— Start Information given —
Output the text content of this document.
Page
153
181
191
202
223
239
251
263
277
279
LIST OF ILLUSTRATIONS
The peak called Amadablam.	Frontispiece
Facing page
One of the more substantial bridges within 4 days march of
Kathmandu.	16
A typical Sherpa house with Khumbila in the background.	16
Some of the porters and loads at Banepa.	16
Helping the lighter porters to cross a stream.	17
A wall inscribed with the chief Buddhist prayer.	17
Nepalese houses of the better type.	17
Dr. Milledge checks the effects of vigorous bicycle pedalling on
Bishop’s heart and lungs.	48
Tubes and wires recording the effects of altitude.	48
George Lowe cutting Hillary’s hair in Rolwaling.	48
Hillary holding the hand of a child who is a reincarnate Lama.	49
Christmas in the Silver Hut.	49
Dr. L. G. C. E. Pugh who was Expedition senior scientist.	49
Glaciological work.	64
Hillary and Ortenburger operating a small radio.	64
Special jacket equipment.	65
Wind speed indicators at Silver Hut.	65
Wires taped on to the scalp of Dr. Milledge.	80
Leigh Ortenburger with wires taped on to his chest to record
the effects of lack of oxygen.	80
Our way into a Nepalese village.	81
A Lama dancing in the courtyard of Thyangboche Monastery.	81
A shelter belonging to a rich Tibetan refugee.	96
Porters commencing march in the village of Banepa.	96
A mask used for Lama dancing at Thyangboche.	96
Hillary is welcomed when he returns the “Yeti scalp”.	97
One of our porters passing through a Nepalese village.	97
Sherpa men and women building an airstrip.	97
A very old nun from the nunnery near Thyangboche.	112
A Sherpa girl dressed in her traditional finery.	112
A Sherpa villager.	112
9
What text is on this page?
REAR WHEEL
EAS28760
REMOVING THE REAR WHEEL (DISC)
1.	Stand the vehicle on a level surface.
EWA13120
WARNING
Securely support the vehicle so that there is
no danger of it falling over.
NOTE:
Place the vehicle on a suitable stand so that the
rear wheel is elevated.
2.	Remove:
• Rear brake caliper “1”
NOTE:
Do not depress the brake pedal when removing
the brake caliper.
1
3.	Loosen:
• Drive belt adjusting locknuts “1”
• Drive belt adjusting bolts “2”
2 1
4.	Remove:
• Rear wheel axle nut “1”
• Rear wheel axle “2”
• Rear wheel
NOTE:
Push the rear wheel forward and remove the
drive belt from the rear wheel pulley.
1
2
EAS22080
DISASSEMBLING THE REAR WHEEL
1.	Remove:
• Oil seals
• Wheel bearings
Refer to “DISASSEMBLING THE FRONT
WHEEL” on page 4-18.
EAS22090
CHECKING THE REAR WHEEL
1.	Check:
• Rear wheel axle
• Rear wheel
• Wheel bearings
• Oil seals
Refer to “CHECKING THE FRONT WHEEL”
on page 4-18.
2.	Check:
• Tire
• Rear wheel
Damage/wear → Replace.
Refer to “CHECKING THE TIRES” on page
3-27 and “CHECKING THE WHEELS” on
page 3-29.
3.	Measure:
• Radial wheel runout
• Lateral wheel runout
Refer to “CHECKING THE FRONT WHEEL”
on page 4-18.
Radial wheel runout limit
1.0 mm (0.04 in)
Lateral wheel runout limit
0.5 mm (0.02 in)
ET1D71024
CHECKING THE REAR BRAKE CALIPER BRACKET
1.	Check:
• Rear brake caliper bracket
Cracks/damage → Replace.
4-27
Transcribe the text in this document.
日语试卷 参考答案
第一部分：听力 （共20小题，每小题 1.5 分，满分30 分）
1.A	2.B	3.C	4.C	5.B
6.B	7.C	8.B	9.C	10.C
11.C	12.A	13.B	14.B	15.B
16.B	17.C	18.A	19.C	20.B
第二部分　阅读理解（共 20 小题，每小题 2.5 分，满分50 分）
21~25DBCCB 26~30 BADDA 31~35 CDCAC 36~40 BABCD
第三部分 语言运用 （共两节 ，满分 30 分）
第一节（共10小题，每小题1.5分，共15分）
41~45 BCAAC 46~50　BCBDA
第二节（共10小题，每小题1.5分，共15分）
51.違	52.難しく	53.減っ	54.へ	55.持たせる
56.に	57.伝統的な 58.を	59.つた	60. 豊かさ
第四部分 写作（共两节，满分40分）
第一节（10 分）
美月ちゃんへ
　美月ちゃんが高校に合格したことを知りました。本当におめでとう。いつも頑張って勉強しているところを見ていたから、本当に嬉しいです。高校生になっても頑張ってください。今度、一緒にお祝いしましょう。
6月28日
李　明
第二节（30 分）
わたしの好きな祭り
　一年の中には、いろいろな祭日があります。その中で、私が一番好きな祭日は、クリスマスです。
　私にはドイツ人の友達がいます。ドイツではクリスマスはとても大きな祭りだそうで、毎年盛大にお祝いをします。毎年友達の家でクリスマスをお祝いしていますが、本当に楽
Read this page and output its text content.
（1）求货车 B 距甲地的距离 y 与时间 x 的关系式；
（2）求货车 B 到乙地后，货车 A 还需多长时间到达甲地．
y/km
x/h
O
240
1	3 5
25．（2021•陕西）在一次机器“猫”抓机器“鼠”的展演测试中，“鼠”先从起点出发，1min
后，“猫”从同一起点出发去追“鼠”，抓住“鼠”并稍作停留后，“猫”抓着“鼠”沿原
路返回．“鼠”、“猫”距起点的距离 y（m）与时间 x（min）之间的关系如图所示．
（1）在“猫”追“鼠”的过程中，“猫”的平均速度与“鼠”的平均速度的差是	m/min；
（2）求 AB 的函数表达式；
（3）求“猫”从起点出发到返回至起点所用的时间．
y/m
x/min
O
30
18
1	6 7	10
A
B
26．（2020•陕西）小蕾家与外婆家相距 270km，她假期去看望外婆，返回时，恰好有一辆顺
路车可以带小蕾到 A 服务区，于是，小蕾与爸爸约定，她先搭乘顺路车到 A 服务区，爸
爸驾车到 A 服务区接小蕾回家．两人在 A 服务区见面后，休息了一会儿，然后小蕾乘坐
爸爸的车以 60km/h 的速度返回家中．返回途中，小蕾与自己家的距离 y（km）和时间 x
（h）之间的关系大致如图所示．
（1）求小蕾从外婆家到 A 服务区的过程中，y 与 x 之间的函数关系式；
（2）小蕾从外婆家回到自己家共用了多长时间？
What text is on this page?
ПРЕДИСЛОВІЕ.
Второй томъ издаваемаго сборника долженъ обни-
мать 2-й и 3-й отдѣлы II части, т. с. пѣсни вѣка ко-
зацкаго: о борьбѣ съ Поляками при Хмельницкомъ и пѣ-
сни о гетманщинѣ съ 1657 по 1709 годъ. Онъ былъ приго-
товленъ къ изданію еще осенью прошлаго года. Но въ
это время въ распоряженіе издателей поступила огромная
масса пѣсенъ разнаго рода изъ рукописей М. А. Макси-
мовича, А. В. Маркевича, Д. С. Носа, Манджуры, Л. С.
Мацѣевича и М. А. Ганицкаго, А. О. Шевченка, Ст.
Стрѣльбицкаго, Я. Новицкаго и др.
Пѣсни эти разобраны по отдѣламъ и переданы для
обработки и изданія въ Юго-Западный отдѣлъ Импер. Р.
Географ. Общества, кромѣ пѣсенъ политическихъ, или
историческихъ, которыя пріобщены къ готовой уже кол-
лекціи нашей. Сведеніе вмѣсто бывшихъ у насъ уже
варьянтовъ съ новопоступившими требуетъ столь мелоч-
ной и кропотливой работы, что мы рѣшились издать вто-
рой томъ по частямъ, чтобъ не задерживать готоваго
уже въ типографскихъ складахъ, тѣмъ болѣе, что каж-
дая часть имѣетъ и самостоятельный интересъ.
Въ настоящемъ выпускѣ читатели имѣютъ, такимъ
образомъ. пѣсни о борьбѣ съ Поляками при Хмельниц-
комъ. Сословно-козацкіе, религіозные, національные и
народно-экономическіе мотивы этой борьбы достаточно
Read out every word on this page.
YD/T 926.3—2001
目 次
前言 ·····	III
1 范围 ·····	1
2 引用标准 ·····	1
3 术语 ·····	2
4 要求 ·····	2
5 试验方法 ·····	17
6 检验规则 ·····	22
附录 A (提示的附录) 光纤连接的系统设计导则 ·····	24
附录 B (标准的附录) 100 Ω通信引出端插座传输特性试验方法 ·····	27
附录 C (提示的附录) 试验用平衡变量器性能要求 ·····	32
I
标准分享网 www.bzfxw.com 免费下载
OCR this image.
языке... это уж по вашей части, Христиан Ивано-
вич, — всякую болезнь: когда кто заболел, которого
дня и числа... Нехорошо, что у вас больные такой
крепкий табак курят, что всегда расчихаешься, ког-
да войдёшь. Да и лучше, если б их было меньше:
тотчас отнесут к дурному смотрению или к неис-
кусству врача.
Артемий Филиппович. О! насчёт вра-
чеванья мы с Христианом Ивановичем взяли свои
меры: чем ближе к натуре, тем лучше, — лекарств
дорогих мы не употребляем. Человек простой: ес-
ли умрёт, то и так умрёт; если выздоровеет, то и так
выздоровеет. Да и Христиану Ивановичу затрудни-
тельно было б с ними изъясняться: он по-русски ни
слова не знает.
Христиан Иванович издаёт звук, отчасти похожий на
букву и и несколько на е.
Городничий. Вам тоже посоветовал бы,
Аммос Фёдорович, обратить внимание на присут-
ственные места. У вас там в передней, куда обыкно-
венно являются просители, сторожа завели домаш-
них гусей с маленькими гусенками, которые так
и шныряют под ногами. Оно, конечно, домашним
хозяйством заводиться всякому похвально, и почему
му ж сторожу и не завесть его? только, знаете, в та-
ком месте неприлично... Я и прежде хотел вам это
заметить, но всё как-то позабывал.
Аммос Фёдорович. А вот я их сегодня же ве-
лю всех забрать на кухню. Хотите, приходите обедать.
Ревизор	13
— End Information given —
- _Written exercise_: Lines containing the word "march" must all be returned from the material above.

- _Full response_:
One of the more substantial bridges within 4 days march of
Porters commencing march in the village of Banepa.	96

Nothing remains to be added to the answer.